**Material for this task:**
--- start ---

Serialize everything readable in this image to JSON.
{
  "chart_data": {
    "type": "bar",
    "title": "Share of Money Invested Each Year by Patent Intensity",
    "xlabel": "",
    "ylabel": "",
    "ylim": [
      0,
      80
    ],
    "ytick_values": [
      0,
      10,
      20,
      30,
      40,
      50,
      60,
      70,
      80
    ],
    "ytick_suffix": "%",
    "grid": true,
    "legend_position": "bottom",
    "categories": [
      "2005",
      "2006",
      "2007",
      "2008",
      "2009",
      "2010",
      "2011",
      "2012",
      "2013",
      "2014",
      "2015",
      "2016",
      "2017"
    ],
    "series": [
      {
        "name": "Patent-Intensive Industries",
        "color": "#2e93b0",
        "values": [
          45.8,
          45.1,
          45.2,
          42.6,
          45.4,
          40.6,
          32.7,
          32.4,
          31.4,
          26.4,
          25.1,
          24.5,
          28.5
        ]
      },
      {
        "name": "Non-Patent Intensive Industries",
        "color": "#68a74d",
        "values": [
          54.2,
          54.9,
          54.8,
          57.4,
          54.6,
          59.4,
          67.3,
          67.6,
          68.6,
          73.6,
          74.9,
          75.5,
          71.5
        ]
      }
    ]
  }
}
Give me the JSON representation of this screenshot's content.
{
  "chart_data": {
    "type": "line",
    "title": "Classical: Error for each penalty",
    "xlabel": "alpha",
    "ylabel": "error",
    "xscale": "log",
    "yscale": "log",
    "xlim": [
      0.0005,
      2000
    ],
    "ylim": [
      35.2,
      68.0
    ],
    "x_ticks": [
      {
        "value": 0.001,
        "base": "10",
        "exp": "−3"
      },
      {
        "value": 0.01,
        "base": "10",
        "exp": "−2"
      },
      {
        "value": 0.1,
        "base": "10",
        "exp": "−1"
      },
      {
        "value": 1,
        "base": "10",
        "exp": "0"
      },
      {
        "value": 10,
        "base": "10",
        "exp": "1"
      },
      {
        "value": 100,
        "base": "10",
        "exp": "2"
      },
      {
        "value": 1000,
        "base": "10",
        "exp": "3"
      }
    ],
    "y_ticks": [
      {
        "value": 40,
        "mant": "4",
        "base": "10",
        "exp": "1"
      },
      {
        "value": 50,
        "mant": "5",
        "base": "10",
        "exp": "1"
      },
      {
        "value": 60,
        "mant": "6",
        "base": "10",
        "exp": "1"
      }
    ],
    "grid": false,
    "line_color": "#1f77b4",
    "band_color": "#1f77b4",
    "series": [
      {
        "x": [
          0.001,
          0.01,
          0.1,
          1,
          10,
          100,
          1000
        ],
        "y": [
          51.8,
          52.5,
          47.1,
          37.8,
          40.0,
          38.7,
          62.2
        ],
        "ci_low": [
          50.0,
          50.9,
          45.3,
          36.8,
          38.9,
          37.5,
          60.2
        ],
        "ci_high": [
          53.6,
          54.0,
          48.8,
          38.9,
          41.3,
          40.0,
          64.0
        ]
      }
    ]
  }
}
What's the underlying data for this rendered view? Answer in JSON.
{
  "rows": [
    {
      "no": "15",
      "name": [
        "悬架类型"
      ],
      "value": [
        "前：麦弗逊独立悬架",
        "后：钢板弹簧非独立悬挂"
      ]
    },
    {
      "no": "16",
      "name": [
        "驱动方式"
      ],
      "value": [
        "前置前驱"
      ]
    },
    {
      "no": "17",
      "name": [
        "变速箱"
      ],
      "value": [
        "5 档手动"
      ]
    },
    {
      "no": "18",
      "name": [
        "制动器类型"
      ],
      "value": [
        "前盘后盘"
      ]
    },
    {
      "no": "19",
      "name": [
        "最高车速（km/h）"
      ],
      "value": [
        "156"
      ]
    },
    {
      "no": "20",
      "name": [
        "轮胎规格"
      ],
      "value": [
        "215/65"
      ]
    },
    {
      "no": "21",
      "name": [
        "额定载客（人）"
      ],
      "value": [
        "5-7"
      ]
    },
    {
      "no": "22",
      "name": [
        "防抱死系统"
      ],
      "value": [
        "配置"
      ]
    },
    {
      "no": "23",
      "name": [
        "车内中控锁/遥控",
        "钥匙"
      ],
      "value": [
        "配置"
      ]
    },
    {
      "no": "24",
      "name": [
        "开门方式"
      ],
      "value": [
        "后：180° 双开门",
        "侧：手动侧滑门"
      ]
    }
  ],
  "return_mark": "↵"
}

--- end ---

**What the task requires:**
Above are some records; repeat all of them exactly.

**Task answer:**
Serialize everything readable in this image to JSON.
{
  "chart_data": {
    "type": "bar",
    "title": "Share of Money Invested Each Year by Patent Intensity",
    "xlabel": "",
    "ylabel": "",
    "ylim": [
      0,
      80
    ],
    "ytick_values": [
      0,
      10,
      20,
      30,
      40,
      50,
      60,
      70,
      80
    ],
    "ytick_suffix": "%",
    "grid": true,
    "legend_position": "bottom",
    "categories": [
      "2005",
      "2006",
      "2007",
      "2008",
      "2009",
      "2010",
      "2011",
      "2012",
      "2013",
      "2014",
      "2015",
      "2016",
      "2017"
    ],
    "series": [
      {
        "name": "Patent-Intensive Industries",
        "color": "#2e93b0",
        "values": [
          45.8,
          45.1,
          45.2,
          42.6,
          45.4,
          40.6,
          32.7,
          32.4,
          31.4,
          26.4,
          25.1,
          24.5,
          28.5
        ]
      },
      {
        "name": "Non-Patent Intensive Industries",
        "color": "#68a74d",
        "values": [
          54.2,
          54.9,
          54.8,
          57.4,
          54.6,
          59.4,
          67.3,
          67.6,
          68.6,
          73.6,
          74.9,
          75.5,
          71.5
        ]
      }
    ]
  }
}
Give me the JSON representation of this screenshot's content.
{
  "chart_data": {
    "type": "line",
    "title": "Classical: Error for each penalty",
    "xlabel": "alpha",
    "ylabel": "error",
    "xscale": "log",
    "yscale": "log",
    "xlim": [
      0.0005,
      2000
    ],
    "ylim": [
      35.2,
      68.0
    ],
    "x_ticks": [
      {
        "value": 0.001,
        "base": "10",
        "exp": "−3"
      },
      {
        "value": 0.01,
        "base": "10",
        "exp": "−2"
      },
      {
        "value": 0.1,
        "base": "10",
        "exp": "−1"
      },
      {
        "value": 1,
        "base": "10",
        "exp": "0"
      },
      {
        "value": 10,
        "base": "10",
        "exp": "1"
      },
      {
        "value": 100,
        "base": "10",
        "exp": "2"
      },
      {
        "value": 1000,
        "base": "10",
        "exp": "3"
      }
    ],
    "y_ticks": [
      {
        "value": 40,
        "mant": "4",
        "base": "10",
        "exp": "1"
      },
      {
        "value": 50,
        "mant": "5",
        "base": "10",
        "exp": "1"
      },
      {
        "value": 60,
        "mant": "6",
        "base": "10",
        "exp": "1"
      }
    ],
    "grid": false,
    "line_color": "#1f77b4",
    "band_color": "#1f77b4",
    "series": [
      {
        "x": [
          0.001,
          0.01,
          0.1,
          1,
          10,
          100,
          1000
        ],
        "y": [
          51.8,
          52.5,
          47.1,
          37.8,
          40.0,
          38.7,
          62.2
        ],
        "ci_low": [
          50.0,
          50.9,
          45.3,
          36.8,
          38.9,
          37.5,
          60.2
        ],
        "ci_high": [
          53.6,
          54.0,
          48.8,
          38.9,
          41.3,
          40.0,
          64.0
        ]
      }
    ]
  }
}
What's the underlying data for this rendered view? Answer in JSON.
{
  "rows": [
    {
      "no": "15",
      "name": [
        "悬架类型"
      ],
      "value": [
        "前：麦弗逊独立悬架",
        "后：钢板弹簧非独立悬挂"
      ]
    },
    {
      "no": "16",
      "name": [
        "驱动方式"
      ],
      "value": [
        "前置前驱"
      ]
    },
    {
      "no": "17",
      "name": [
        "变速箱"
      ],
      "value": [
        "5 档手动"
      ]
    },
    {
      "no": "18",
      "name": [
        "制动器类型"
      ],
      "value": [
        "前盘后盘"
      ]
    },
    {
      "no": "19",
      "name": [
        "最高车速（km/h）"
      ],
      "value": [
        "156"
      ]
    },
    {
      "no": "20",
      "name": [
        "轮胎规格"
      ],
      "value": [
        "215/65"
      ]
    },
    {
      "no": "21",
      "name": [
        "额定载客（人）"
      ],
      "value": [
        "5-7"
      ]
    },
    {
      "no": "22",
      "name": [
        "防抱死系统"
      ],
      "value": [
        "配置"
      ]
    },
    {
      "no": "23",
      "name": [
        "车内中控锁/遥控",
        "钥匙"
      ],
      "value": [
        "配置"
      ]
    },
    {
      "no": "24",
      "name": [
        "开门方式"
      ],
      "value": [
        "后：180° 双开门",
        "侧：手动侧滑门"
      ]
    }
  ],
  "return_mark": "↵"
}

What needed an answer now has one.